[Dataset records]
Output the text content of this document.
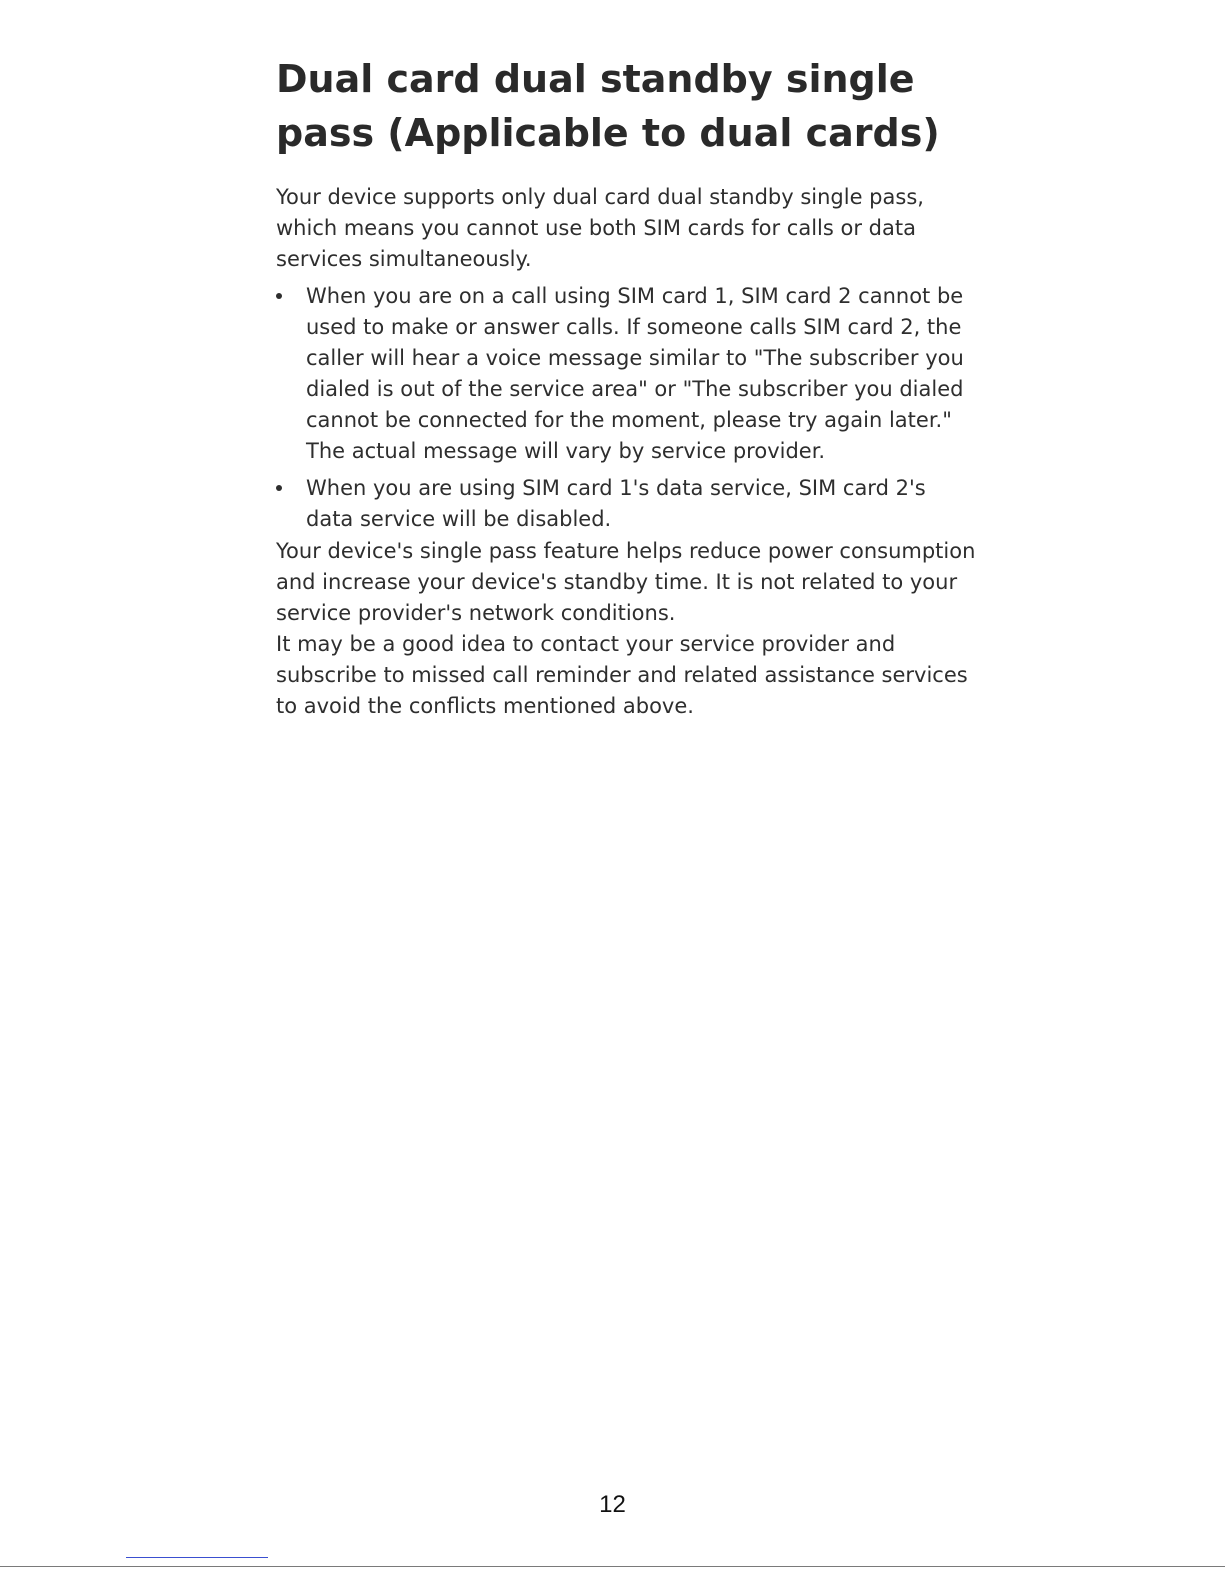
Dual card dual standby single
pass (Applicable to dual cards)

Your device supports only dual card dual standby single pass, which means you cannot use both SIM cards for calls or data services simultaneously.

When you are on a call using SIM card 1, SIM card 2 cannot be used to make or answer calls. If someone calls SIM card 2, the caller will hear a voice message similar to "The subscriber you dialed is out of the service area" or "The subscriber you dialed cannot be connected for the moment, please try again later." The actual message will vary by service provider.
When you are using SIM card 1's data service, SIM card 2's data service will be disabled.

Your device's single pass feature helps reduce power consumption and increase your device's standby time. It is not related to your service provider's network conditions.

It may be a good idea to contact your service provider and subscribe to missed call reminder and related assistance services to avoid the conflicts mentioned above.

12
---
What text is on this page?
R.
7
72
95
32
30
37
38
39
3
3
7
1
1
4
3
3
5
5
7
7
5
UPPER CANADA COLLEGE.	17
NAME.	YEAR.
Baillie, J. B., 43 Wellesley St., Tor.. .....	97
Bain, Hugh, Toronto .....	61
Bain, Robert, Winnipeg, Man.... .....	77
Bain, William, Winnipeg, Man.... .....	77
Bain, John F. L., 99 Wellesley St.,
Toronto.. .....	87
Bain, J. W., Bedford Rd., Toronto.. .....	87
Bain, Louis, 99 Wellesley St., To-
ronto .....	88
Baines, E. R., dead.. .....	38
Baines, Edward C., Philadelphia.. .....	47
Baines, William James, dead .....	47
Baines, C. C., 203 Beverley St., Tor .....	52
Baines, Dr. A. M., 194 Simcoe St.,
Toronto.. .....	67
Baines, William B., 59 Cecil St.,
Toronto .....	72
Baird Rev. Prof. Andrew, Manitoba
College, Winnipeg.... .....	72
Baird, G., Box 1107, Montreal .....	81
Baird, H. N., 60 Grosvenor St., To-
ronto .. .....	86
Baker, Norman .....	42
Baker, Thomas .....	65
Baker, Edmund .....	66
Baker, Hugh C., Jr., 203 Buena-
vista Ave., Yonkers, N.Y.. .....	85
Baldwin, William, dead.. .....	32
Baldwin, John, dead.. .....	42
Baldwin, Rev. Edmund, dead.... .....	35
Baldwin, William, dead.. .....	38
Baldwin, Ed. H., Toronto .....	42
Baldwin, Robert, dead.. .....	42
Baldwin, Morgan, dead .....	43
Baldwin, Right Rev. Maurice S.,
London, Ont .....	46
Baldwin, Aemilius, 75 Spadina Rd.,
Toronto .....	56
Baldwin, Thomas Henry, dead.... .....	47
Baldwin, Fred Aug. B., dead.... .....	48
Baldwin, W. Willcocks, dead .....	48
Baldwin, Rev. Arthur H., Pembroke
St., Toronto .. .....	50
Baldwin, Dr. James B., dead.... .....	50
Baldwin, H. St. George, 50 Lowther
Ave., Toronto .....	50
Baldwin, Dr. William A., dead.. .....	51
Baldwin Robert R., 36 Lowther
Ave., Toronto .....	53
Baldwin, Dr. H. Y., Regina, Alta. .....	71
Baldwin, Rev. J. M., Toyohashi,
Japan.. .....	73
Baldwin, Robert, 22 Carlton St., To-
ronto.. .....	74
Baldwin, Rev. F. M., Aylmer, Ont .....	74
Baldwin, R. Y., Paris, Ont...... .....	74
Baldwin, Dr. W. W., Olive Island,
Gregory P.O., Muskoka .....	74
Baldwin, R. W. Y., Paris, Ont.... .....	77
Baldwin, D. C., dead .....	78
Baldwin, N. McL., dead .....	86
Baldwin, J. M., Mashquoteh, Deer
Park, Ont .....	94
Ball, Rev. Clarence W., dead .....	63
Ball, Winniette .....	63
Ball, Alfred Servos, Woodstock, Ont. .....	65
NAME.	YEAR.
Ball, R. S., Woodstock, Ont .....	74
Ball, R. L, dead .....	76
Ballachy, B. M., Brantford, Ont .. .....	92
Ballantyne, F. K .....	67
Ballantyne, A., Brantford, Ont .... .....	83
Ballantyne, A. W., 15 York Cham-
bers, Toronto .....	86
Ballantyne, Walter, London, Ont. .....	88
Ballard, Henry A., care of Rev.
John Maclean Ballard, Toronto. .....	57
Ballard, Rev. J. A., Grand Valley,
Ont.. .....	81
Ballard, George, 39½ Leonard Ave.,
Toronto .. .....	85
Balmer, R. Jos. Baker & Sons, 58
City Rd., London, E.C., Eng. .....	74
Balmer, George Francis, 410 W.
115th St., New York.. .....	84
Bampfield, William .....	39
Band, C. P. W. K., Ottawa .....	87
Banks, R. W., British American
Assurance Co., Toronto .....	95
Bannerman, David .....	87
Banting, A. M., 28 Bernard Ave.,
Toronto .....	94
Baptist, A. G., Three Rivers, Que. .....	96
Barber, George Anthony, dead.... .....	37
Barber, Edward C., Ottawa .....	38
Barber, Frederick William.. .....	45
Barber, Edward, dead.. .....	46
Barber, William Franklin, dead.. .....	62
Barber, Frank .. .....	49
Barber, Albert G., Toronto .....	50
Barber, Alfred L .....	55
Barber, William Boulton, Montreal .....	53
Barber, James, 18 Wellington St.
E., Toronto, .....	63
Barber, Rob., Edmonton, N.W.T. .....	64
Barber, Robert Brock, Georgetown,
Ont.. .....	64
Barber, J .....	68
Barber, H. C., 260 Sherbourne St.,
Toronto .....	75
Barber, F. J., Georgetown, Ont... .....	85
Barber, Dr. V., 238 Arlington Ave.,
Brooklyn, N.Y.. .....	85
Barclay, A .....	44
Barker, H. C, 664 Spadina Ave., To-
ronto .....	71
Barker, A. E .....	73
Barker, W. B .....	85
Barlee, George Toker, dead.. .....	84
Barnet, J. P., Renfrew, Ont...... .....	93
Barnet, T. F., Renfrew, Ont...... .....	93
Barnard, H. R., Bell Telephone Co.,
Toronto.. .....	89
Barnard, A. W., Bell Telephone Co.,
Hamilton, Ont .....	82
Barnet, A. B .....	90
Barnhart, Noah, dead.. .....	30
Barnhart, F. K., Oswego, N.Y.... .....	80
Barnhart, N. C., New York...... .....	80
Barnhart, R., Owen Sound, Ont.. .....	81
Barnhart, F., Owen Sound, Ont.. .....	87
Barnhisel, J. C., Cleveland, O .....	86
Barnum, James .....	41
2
...
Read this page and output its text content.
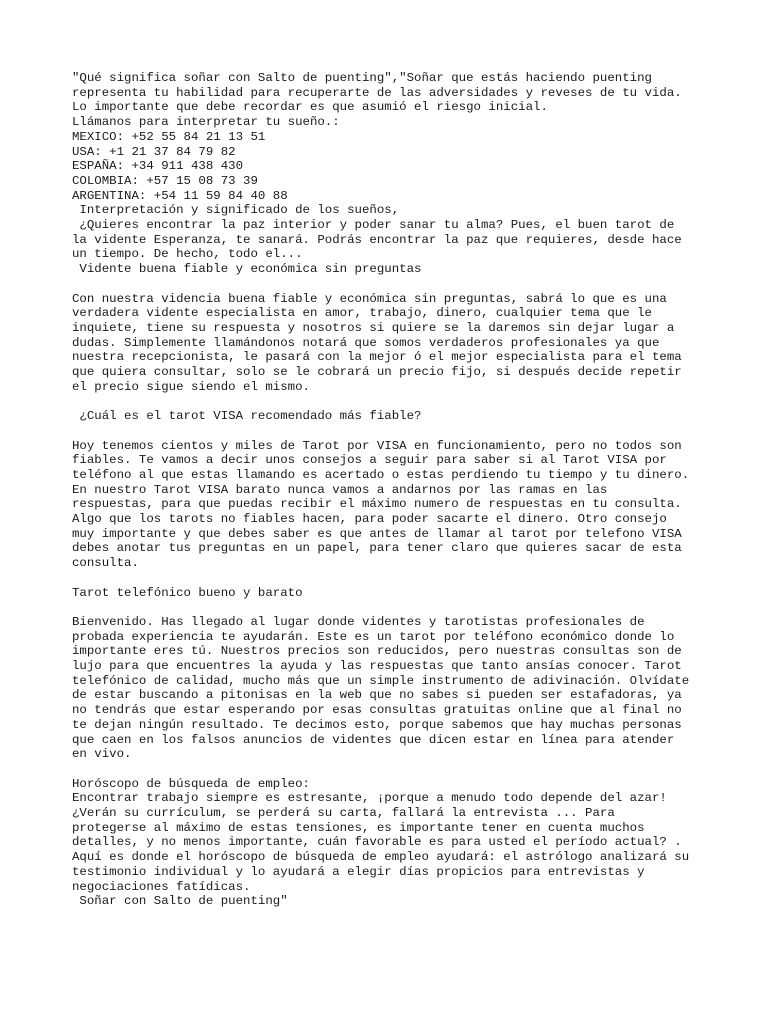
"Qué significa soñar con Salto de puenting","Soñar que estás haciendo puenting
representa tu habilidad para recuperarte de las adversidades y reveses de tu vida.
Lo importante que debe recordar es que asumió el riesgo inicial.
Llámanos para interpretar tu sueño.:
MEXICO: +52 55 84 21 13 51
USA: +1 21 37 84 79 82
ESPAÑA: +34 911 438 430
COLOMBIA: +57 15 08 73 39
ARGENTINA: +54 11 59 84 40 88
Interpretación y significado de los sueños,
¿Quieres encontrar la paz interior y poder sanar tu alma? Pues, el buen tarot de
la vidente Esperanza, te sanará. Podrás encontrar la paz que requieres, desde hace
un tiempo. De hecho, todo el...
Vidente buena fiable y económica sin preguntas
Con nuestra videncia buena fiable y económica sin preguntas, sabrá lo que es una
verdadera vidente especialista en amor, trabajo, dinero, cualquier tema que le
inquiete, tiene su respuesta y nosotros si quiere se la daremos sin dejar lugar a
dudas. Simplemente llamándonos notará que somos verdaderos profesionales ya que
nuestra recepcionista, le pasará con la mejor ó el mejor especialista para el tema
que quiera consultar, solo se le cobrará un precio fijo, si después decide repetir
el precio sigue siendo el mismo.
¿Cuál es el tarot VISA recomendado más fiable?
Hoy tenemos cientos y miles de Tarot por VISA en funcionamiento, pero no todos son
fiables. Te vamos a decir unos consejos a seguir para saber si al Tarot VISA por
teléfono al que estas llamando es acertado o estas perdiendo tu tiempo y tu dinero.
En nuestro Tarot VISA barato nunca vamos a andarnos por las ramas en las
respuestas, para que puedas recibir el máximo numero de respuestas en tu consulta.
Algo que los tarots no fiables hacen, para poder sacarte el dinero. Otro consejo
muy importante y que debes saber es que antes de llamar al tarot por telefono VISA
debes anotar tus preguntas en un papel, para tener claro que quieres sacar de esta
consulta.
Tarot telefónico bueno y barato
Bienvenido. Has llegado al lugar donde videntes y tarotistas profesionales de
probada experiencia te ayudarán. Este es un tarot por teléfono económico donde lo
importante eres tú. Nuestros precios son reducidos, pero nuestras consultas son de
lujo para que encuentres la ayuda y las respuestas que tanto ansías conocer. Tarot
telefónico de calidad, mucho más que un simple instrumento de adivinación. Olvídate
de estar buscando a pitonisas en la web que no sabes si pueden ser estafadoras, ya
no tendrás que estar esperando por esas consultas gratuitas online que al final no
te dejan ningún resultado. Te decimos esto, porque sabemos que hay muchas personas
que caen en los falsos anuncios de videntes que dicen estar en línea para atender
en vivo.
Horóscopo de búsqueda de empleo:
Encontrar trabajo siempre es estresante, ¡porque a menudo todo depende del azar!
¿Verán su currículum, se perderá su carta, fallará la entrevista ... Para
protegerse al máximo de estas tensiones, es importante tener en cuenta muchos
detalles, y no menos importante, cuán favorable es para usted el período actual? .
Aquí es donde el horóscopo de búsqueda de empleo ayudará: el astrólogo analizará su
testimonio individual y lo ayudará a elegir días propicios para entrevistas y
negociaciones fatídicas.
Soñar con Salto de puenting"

→ What is required
Report the number of lines containing the string "Lowther" and add nothing to it.

→ Result of the task
2